EXERCISE BRIEF: Return every line of the records below unchanged, reproducing each character in its original order.

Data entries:
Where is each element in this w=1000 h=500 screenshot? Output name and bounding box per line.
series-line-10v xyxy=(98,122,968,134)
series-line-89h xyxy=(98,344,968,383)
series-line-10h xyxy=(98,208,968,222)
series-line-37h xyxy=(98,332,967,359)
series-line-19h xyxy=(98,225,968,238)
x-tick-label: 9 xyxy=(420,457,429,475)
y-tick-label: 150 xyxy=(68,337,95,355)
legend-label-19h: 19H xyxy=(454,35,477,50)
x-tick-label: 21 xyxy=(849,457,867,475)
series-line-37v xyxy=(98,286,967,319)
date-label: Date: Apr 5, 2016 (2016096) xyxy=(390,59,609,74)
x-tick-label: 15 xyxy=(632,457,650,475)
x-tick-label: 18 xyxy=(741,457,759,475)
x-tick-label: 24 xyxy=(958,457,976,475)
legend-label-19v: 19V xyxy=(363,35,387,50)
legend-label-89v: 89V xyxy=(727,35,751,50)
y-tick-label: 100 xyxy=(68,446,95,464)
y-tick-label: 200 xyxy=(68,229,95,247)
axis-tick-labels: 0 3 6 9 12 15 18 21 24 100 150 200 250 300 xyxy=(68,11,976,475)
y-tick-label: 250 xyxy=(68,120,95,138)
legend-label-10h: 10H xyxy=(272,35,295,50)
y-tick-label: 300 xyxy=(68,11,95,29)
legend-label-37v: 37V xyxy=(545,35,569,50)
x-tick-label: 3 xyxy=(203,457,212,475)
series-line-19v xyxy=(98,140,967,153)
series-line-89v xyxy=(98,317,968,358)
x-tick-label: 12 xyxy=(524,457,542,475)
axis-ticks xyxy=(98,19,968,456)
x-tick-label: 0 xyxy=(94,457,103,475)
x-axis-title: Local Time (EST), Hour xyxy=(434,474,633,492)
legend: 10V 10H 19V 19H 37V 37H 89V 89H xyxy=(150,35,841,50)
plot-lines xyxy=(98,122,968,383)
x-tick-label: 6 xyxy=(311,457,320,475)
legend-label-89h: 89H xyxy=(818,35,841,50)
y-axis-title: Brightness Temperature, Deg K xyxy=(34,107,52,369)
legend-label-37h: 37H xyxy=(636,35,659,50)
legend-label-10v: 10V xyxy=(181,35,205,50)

FULL OUTPUT:
Where is each element in this w=1000 h=500 screenshot? Output name and bounding box per line.
series-line-10v xyxy=(98,122,968,134)
series-line-89h xyxy=(98,344,968,383)
series-line-10h xyxy=(98,208,968,222)
series-line-37h xyxy=(98,332,967,359)
series-line-19h xyxy=(98,225,968,238)
x-tick-label: 9 xyxy=(420,457,429,475)
y-tick-label: 150 xyxy=(68,337,95,355)
legend-label-19h: 19H xyxy=(454,35,477,50)
x-tick-label: 21 xyxy=(849,457,867,475)
series-line-37v xyxy=(98,286,967,319)
date-label: Date: Apr 5, 2016 (2016096) xyxy=(390,59,609,74)
x-tick-label: 15 xyxy=(632,457,650,475)
x-tick-label: 18 xyxy=(741,457,759,475)
x-tick-label: 24 xyxy=(958,457,976,475)
legend-label-19v: 19V xyxy=(363,35,387,50)
legend-label-89v: 89V xyxy=(727,35,751,50)
y-tick-label: 100 xyxy=(68,446,95,464)
y-tick-label: 200 xyxy=(68,229,95,247)
axis-tick-labels: 0 3 6 9 12 15 18 21 24 100 150 200 250 300 xyxy=(68,11,976,475)
y-tick-label: 250 xyxy=(68,120,95,138)
legend-label-10h: 10H xyxy=(272,35,295,50)
y-tick-label: 300 xyxy=(68,11,95,29)
legend-label-37v: 37V xyxy=(545,35,569,50)
x-tick-label: 3 xyxy=(203,457,212,475)
series-line-19v xyxy=(98,140,967,153)
series-line-89v xyxy=(98,317,968,358)
x-tick-label: 12 xyxy=(524,457,542,475)
axis-ticks xyxy=(98,19,968,456)
x-tick-label: 0 xyxy=(94,457,103,475)
x-axis-title: Local Time (EST), Hour xyxy=(434,474,633,492)
legend: 10V 10H 19V 19H 37V 37H 89V 89H xyxy=(150,35,841,50)
plot-lines xyxy=(98,122,968,383)
x-tick-label: 6 xyxy=(311,457,320,475)
legend-label-89h: 89H xyxy=(818,35,841,50)
y-axis-title: Brightness Temperature, Deg K xyxy=(34,107,52,369)
legend-label-37h: 37H xyxy=(636,35,659,50)
legend-label-10v: 10V xyxy=(181,35,205,50)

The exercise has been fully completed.